What you are asked to do =
Write out, word for word, the passage of the film listings that begins with the words "HIT: The Third" and ends with "Brahmaji. (Opens Friday)".

Document extract =
++++++++++

OPENING
Bonjour Tristesse (R) Based on Françoise Sagan’s novel, this movie is about a teenager (Lily McInerny) whose parents’ old friend (Chloë Sevigny) suddenly interrupts her vacation in the south of France. Also with Claes Bang, Naïlia Harzoune, Aliocha Schneider, and Nathalie Richard. (Opens Friday)
The Dumpling Queen (NR) Li Ma stars in this historical drama as Zang Jianhe, the single mother who started one of Hong Kong’s biggest food companies. Also with Kara Ying Hung Wai, Zhu Yawen, Tai-Bo, Tat-Ming Cheung, Michael Tse, Fiona Sit, and AJ Donnelly. (Opens Friday at AMC Grapevine Mills)
Guru Nanak Jahaz (NR) This Indian historical drama is about the Komagata Maru incident, when a Japanese boat filled with Indian immigrants was refused entry into Canada. Starring Tarsem Jassar, Balwinder Bullet, Gurpreet Ghuggi, and Mark Bennington. (Opens Friday at Cinemark North East Mall)
HIT: The Third Case (NR) The third film in the series stars Nani as an Indian homicide detective trying to stop a group of serial killers working together. Also with Srinidhi Shetty, Surya Srinivas, Adil Pala, Rao Ramesh, and Brahmaji. (Opens Friday)
Holy Night: Demon Hunters (NR) Don Lee a.k.a. Ma Dong-seok stars in this Korean horror film as the leader of a team of superheroes against a cult of Satan-worshipping gangsters. Also with Seohyun, Lee David, Kyung Soo-jin, and Jung Ji-so. (Opens Friday at AMC Grapevine Mills)

++++++++++

Provided material =
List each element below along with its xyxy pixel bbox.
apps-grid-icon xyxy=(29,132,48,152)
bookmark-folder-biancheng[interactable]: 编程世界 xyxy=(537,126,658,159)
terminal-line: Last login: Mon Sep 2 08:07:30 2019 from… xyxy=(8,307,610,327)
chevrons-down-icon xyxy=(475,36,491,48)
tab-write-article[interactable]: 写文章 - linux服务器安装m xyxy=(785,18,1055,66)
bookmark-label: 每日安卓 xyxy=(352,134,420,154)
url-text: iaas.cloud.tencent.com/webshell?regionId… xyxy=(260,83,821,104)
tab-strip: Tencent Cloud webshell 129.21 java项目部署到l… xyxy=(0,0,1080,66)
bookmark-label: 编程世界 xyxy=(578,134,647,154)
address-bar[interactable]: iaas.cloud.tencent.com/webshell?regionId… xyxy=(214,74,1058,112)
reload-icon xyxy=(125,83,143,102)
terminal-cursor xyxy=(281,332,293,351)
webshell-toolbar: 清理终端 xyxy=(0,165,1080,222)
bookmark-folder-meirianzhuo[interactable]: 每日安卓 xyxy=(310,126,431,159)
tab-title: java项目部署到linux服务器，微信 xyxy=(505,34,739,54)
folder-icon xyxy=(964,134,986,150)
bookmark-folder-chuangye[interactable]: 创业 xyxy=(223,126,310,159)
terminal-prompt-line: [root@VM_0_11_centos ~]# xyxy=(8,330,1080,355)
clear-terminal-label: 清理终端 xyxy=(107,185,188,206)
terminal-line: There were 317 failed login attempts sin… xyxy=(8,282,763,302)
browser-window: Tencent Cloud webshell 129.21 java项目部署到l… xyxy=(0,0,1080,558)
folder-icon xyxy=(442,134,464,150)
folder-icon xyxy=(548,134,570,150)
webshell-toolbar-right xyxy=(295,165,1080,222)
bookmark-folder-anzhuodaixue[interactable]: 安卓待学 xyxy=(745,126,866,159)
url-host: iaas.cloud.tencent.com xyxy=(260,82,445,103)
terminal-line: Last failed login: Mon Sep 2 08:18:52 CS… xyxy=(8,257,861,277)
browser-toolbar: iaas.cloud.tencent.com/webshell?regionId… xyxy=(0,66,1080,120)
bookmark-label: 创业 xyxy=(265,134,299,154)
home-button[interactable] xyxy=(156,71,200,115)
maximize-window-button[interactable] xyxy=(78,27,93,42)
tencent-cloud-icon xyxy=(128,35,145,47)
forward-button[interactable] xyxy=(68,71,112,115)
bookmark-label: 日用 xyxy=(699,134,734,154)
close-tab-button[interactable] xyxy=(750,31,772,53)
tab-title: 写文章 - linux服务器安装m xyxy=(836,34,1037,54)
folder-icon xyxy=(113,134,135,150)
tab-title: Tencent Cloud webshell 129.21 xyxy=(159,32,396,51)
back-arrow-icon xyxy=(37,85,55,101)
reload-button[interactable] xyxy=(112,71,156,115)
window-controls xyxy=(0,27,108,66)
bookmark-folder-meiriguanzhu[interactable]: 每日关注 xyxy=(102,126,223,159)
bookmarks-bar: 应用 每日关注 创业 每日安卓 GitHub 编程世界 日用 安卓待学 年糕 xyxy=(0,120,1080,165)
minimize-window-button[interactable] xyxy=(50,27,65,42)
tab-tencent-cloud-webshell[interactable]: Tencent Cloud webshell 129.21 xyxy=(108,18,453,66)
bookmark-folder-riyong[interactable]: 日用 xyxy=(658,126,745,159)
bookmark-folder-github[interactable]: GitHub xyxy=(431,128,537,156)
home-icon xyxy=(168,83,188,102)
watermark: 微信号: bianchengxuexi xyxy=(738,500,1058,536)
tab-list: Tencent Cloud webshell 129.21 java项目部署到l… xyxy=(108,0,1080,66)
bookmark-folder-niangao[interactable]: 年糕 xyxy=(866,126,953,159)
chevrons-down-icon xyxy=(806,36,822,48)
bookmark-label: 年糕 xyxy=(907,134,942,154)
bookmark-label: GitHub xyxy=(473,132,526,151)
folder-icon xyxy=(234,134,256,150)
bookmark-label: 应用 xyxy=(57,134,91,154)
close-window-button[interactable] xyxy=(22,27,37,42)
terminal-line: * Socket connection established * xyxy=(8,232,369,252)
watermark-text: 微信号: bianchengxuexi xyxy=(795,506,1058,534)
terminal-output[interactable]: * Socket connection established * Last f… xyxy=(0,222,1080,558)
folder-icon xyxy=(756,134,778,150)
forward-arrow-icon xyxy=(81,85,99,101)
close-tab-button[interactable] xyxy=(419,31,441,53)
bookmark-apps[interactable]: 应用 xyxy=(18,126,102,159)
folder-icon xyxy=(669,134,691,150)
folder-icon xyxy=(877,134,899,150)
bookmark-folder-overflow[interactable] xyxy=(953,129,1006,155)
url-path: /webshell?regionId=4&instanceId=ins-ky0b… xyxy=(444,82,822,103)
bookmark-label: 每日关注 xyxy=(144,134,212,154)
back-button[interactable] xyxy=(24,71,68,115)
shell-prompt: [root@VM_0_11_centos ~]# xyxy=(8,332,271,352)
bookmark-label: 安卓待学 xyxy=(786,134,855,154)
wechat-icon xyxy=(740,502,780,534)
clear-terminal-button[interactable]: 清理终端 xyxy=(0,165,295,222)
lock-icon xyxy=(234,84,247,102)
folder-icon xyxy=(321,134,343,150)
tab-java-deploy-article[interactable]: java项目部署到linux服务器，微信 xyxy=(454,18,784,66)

++++++++++

Answer to the task =
HIT: The Third Case (NR) The third film in the series stars Nani as an Indian homicide detective trying to stop a group of serial killers working together. Also with Srinidhi Shetty, Surya Srinivas, Adil Pala, Rao Ramesh, and Brahmaji. (Opens Friday)